The complete listing should be restated exactly.

>> Begin Exercise input

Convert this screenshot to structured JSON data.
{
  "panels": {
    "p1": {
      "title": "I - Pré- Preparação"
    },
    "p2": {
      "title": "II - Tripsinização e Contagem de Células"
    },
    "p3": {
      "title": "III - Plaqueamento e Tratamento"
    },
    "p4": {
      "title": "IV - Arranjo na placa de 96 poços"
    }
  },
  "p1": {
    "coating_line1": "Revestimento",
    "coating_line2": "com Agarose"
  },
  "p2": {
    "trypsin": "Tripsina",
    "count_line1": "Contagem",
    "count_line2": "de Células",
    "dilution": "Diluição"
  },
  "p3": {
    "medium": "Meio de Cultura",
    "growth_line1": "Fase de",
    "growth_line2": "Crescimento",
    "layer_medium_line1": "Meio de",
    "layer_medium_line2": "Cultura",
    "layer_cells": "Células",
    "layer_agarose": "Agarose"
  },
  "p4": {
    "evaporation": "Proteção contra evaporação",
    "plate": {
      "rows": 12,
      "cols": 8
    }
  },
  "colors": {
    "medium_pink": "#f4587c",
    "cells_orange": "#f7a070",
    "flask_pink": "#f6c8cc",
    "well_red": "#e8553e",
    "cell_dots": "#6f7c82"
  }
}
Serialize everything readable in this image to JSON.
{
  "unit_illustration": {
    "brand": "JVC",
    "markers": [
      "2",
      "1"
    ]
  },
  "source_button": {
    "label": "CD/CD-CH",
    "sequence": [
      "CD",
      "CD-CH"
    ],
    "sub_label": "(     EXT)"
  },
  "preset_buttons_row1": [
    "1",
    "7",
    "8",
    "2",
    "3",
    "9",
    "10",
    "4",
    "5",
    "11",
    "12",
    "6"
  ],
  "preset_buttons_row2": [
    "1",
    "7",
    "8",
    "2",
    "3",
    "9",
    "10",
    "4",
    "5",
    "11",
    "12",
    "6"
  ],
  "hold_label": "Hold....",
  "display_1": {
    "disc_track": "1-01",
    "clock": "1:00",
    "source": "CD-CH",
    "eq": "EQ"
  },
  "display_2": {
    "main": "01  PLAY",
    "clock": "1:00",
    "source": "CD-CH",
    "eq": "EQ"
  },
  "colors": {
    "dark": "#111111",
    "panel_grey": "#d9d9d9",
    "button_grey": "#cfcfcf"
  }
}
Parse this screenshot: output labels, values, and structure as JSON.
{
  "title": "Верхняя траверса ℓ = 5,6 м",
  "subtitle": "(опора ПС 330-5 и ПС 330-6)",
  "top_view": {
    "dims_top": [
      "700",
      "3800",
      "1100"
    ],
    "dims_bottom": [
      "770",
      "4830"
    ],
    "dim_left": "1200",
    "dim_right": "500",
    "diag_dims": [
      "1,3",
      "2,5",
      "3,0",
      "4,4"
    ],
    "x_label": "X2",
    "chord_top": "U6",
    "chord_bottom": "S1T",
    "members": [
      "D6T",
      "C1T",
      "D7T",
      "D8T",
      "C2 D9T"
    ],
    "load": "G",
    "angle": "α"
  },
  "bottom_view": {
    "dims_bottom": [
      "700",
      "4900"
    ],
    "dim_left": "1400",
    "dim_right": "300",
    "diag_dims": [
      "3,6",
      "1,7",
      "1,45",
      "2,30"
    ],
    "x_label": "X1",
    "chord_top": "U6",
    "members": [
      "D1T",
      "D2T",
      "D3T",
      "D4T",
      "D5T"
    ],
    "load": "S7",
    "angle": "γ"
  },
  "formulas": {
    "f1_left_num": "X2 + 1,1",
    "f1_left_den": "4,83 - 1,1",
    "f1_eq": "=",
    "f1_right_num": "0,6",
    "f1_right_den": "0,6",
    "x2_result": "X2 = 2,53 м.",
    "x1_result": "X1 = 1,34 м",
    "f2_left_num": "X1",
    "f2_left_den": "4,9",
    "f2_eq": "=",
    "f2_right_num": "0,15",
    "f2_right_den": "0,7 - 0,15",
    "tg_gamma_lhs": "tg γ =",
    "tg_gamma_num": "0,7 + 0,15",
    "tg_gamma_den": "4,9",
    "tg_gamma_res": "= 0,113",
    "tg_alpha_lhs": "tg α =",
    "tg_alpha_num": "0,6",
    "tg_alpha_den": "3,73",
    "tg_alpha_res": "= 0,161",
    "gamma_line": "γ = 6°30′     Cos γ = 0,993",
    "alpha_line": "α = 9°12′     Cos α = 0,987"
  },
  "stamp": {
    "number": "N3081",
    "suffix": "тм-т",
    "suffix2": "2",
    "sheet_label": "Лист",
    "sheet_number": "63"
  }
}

>> End Exercise input

> **Answer in full**
Convert this screenshot to structured JSON data.
{
  "panels": {
    "p1": {
      "title": "I - Pré- Preparação"
    },
    "p2": {
      "title": "II - Tripsinização e Contagem de Células"
    },
    "p3": {
      "title": "III - Plaqueamento e Tratamento"
    },
    "p4": {
      "title": "IV - Arranjo na placa de 96 poços"
    }
  },
  "p1": {
    "coating_line1": "Revestimento",
    "coating_line2": "com Agarose"
  },
  "p2": {
    "trypsin": "Tripsina",
    "count_line1": "Contagem",
    "count_line2": "de Células",
    "dilution": "Diluição"
  },
  "p3": {
    "medium": "Meio de Cultura",
    "growth_line1": "Fase de",
    "growth_line2": "Crescimento",
    "layer_medium_line1": "Meio de",
    "layer_medium_line2": "Cultura",
    "layer_cells": "Células",
    "layer_agarose": "Agarose"
  },
  "p4": {
    "evaporation": "Proteção contra evaporação",
    "plate": {
      "rows": 12,
      "cols": 8
    }
  },
  "colors": {
    "medium_pink": "#f4587c",
    "cells_orange": "#f7a070",
    "flask_pink": "#f6c8cc",
    "well_red": "#e8553e",
    "cell_dots": "#6f7c82"
  }
}
Serialize everything readable in this image to JSON.
{
  "unit_illustration": {
    "brand": "JVC",
    "markers": [
      "2",
      "1"
    ]
  },
  "source_button": {
    "label": "CD/CD-CH",
    "sequence": [
      "CD",
      "CD-CH"
    ],
    "sub_label": "(     EXT)"
  },
  "preset_buttons_row1": [
    "1",
    "7",
    "8",
    "2",
    "3",
    "9",
    "10",
    "4",
    "5",
    "11",
    "12",
    "6"
  ],
  "preset_buttons_row2": [
    "1",
    "7",
    "8",
    "2",
    "3",
    "9",
    "10",
    "4",
    "5",
    "11",
    "12",
    "6"
  ],
  "hold_label": "Hold....",
  "display_1": {
    "disc_track": "1-01",
    "clock": "1:00",
    "source": "CD-CH",
    "eq": "EQ"
  },
  "display_2": {
    "main": "01  PLAY",
    "clock": "1:00",
    "source": "CD-CH",
    "eq": "EQ"
  },
  "colors": {
    "dark": "#111111",
    "panel_grey": "#d9d9d9",
    "button_grey": "#cfcfcf"
  }
}
Parse this screenshot: output labels, values, and structure as JSON.
{
  "title": "Верхняя траверса ℓ = 5,6 м",
  "subtitle": "(опора ПС 330-5 и ПС 330-6)",
  "top_view": {
    "dims_top": [
      "700",
      "3800",
      "1100"
    ],
    "dims_bottom": [
      "770",
      "4830"
    ],
    "dim_left": "1200",
    "dim_right": "500",
    "diag_dims": [
      "1,3",
      "2,5",
      "3,0",
      "4,4"
    ],
    "x_label": "X2",
    "chord_top": "U6",
    "chord_bottom": "S1T",
    "members": [
      "D6T",
      "C1T",
      "D7T",
      "D8T",
      "C2 D9T"
    ],
    "load": "G",
    "angle": "α"
  },
  "bottom_view": {
    "dims_bottom": [
      "700",
      "4900"
    ],
    "dim_left": "1400",
    "dim_right": "300",
    "diag_dims": [
      "3,6",
      "1,7",
      "1,45",
      "2,30"
    ],
    "x_label": "X1",
    "chord_top": "U6",
    "members": [
      "D1T",
      "D2T",
      "D3T",
      "D4T",
      "D5T"
    ],
    "load": "S7",
    "angle": "γ"
  },
  "formulas": {
    "f1_left_num": "X2 + 1,1",
    "f1_left_den": "4,83 - 1,1",
    "f1_eq": "=",
    "f1_right_num": "0,6",
    "f1_right_den": "0,6",
    "x2_result": "X2 = 2,53 м.",
    "x1_result": "X1 = 1,34 м",
    "f2_left_num": "X1",
    "f2_left_den": "4,9",
    "f2_eq": "=",
    "f2_right_num": "0,15",
    "f2_right_den": "0,7 - 0,15",
    "tg_gamma_lhs": "tg γ =",
    "tg_gamma_num": "0,7 + 0,15",
    "tg_gamma_den": "4,9",
    "tg_gamma_res": "= 0,113",
    "tg_alpha_lhs": "tg α =",
    "tg_alpha_num": "0,6",
    "tg_alpha_den": "3,73",
    "tg_alpha_res": "= 0,161",
    "gamma_line": "γ = 6°30′     Cos γ = 0,993",
    "alpha_line": "α = 9°12′     Cos α = 0,987"
  },
  "stamp": {
    "number": "N3081",
    "suffix": "тм-т",
    "suffix2": "2",
    "sheet_label": "Лист",
    "sheet_number": "63"
  }
}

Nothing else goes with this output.